→ Aim
Reproduce each line that includes the word "bezpośrednio".

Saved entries
※

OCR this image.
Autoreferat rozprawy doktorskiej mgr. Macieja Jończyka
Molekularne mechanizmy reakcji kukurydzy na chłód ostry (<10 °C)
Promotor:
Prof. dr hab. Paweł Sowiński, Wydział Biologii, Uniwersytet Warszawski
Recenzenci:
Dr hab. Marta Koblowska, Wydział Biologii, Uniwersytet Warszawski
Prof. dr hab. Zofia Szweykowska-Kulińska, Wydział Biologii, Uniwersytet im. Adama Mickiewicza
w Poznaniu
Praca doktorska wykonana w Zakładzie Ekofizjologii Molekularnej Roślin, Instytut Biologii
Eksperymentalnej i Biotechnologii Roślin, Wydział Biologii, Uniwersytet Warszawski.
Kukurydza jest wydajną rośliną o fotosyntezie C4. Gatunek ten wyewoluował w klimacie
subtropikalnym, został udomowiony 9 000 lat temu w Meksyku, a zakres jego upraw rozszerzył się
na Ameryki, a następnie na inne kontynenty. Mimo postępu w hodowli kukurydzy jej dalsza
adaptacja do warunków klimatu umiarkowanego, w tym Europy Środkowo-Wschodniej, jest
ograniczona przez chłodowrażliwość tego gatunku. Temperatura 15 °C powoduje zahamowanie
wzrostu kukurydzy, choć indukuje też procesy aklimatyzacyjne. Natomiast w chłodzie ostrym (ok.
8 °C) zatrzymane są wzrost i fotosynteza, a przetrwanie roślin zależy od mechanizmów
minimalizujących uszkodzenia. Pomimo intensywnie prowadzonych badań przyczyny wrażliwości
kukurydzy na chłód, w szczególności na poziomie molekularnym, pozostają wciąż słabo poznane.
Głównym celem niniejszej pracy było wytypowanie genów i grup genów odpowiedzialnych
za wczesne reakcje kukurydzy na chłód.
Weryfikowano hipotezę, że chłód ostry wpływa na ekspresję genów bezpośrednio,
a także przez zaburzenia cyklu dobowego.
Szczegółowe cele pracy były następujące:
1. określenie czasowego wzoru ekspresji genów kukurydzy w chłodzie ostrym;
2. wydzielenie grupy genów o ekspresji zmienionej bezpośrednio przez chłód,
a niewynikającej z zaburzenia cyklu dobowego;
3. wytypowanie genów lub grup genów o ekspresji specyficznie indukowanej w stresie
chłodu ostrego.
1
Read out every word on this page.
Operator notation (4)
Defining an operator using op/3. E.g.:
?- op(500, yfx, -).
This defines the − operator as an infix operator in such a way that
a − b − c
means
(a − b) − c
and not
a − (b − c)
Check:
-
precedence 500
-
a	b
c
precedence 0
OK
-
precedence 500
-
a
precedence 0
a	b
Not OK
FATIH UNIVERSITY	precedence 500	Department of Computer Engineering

※

→ Completed exercise
Weryfikowano hipotezę, że chłód ostry wpływa na ekspresję genów bezpośrednio,
2. wydzielenie grupy genów o ekspresji zmienionej bezpośrednio przez chłód,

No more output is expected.